> [Exercise description]
Out of the lines in this data, how many include "style"? Give the number and nothing else.

START Material for this exercise

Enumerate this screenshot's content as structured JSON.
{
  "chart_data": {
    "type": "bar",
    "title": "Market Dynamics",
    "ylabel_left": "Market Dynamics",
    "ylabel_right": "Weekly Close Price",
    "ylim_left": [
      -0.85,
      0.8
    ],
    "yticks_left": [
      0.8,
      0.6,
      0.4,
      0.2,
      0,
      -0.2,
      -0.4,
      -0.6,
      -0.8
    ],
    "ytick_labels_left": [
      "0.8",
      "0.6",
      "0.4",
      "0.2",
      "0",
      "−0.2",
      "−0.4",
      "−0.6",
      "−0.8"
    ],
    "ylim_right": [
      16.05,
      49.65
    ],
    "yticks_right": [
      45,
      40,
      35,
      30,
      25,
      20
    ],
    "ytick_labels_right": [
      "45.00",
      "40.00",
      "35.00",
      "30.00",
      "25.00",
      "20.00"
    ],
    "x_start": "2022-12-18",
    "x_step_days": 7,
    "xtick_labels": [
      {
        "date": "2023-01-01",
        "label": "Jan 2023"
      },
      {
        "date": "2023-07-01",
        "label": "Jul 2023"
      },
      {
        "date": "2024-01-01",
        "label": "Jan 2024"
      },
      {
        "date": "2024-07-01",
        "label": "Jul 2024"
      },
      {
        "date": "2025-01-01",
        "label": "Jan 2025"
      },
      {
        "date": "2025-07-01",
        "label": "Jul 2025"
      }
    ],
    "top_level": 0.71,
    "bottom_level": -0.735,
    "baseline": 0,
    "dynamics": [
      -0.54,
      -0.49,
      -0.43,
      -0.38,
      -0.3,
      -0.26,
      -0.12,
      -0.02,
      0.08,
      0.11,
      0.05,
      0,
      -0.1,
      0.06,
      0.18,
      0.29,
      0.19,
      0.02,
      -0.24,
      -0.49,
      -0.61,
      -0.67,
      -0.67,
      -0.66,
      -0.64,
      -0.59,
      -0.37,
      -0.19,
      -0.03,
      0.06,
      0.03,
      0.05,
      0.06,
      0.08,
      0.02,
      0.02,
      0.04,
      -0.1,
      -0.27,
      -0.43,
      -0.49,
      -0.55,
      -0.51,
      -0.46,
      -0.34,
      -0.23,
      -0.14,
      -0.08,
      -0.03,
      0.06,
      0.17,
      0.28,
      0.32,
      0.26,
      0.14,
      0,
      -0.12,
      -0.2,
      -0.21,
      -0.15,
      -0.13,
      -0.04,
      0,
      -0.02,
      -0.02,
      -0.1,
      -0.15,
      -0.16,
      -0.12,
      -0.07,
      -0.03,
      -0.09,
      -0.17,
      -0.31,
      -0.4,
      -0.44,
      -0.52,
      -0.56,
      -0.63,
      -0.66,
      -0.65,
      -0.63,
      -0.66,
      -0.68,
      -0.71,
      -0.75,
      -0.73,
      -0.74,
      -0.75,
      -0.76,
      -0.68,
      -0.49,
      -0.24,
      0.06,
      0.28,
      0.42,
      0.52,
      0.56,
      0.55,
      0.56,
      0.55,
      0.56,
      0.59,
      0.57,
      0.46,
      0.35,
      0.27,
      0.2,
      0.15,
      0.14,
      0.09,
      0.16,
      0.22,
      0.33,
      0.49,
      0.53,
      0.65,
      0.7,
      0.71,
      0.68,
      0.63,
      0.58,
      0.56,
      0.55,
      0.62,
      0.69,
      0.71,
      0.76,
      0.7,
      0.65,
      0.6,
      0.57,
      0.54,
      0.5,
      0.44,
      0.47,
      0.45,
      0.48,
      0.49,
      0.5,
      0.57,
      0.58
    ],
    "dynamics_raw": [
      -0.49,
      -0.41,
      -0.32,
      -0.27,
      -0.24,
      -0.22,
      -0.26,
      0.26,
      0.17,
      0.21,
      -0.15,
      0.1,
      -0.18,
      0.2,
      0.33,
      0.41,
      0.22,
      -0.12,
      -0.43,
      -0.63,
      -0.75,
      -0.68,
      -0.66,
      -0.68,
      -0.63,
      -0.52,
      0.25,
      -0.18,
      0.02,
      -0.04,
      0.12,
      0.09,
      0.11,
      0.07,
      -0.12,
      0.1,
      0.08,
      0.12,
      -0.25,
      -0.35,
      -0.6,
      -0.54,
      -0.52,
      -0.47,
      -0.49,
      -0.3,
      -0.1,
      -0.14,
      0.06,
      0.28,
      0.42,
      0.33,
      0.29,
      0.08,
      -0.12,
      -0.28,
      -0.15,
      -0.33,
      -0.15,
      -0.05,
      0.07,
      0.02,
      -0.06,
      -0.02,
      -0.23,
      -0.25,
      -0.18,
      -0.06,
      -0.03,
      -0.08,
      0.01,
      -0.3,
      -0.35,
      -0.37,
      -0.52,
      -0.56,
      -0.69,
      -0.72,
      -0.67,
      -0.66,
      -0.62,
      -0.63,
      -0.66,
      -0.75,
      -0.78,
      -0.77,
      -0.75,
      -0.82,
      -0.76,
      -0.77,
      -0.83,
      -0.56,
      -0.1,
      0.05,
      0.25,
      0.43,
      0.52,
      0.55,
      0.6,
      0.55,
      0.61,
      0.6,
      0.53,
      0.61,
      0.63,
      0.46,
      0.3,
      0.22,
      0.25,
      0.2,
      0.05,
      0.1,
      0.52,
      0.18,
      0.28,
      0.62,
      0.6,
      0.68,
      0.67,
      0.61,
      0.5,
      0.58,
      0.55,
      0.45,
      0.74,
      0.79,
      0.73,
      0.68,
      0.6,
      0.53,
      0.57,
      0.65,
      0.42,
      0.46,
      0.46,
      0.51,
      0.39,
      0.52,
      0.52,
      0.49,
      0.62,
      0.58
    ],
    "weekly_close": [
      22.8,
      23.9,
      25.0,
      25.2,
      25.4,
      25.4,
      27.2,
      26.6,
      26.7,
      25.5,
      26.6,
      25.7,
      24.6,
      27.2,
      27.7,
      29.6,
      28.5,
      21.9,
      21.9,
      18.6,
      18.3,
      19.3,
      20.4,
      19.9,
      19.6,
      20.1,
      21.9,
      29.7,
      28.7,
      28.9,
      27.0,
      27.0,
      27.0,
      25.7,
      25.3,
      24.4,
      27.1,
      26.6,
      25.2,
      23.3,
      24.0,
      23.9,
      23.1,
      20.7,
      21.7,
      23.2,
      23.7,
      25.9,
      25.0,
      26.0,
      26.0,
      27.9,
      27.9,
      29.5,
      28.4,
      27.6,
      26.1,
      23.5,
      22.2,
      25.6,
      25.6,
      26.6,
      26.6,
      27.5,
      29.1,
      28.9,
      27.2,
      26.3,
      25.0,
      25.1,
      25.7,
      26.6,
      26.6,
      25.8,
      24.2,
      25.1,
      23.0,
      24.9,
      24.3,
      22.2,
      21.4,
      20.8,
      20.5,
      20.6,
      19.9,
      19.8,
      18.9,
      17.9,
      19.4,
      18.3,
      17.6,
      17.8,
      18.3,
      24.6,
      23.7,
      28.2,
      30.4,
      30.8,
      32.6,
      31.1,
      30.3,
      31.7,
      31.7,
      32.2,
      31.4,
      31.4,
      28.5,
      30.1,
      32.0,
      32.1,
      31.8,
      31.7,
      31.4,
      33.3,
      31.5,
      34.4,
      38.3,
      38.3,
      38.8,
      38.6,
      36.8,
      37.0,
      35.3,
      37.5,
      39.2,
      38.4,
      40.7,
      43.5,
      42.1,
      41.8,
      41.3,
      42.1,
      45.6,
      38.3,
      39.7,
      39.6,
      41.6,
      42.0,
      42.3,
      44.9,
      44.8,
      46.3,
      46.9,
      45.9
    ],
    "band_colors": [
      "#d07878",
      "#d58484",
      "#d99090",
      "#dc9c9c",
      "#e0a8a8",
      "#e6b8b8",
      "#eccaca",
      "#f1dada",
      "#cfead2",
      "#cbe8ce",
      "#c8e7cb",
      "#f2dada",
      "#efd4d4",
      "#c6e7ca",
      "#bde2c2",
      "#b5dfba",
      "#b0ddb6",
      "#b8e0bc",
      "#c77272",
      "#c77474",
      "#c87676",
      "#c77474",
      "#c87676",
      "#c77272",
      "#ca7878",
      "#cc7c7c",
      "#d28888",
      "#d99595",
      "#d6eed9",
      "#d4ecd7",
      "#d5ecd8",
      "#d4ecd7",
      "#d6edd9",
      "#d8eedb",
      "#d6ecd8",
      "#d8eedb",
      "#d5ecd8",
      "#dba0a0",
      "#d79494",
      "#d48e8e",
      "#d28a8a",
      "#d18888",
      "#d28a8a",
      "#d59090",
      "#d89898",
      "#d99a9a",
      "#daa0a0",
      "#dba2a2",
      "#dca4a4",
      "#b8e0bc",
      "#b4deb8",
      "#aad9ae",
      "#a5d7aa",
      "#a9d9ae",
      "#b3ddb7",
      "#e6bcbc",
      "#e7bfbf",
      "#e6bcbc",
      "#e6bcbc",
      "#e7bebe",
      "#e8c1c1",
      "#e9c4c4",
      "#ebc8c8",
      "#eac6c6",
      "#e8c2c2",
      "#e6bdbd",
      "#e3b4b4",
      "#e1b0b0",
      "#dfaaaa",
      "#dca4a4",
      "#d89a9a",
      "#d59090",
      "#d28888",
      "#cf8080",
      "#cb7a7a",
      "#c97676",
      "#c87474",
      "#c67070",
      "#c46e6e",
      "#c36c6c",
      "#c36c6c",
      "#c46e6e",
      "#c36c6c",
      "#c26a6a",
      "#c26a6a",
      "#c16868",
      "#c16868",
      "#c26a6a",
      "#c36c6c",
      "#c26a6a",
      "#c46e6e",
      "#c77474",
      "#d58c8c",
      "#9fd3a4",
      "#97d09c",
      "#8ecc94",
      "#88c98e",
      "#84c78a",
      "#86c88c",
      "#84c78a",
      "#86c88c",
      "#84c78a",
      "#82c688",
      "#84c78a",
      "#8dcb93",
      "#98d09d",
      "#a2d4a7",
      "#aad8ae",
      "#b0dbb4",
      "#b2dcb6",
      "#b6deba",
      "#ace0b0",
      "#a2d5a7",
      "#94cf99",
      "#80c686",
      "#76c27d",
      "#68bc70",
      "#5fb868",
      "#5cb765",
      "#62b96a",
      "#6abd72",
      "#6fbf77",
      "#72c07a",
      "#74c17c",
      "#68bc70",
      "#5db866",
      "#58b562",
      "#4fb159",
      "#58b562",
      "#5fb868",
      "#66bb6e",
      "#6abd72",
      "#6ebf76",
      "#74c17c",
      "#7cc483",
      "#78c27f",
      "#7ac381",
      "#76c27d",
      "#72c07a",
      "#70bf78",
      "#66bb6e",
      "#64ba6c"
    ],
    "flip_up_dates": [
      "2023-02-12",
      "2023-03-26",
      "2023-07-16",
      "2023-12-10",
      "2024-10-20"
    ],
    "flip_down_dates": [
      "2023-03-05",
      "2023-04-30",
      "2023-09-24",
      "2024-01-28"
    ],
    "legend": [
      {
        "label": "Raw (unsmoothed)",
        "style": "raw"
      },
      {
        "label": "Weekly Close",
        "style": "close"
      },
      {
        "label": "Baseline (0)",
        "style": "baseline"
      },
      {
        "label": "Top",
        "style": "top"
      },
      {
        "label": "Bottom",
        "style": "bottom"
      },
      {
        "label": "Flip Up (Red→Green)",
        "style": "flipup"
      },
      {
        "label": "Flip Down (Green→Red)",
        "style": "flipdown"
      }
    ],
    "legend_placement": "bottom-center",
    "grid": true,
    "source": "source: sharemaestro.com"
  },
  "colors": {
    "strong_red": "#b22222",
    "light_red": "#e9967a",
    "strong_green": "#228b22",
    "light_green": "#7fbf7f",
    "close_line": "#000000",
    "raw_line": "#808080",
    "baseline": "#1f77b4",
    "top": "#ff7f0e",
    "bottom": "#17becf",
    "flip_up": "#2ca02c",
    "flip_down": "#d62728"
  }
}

END Material for this exercise

> [Exercise answer]
7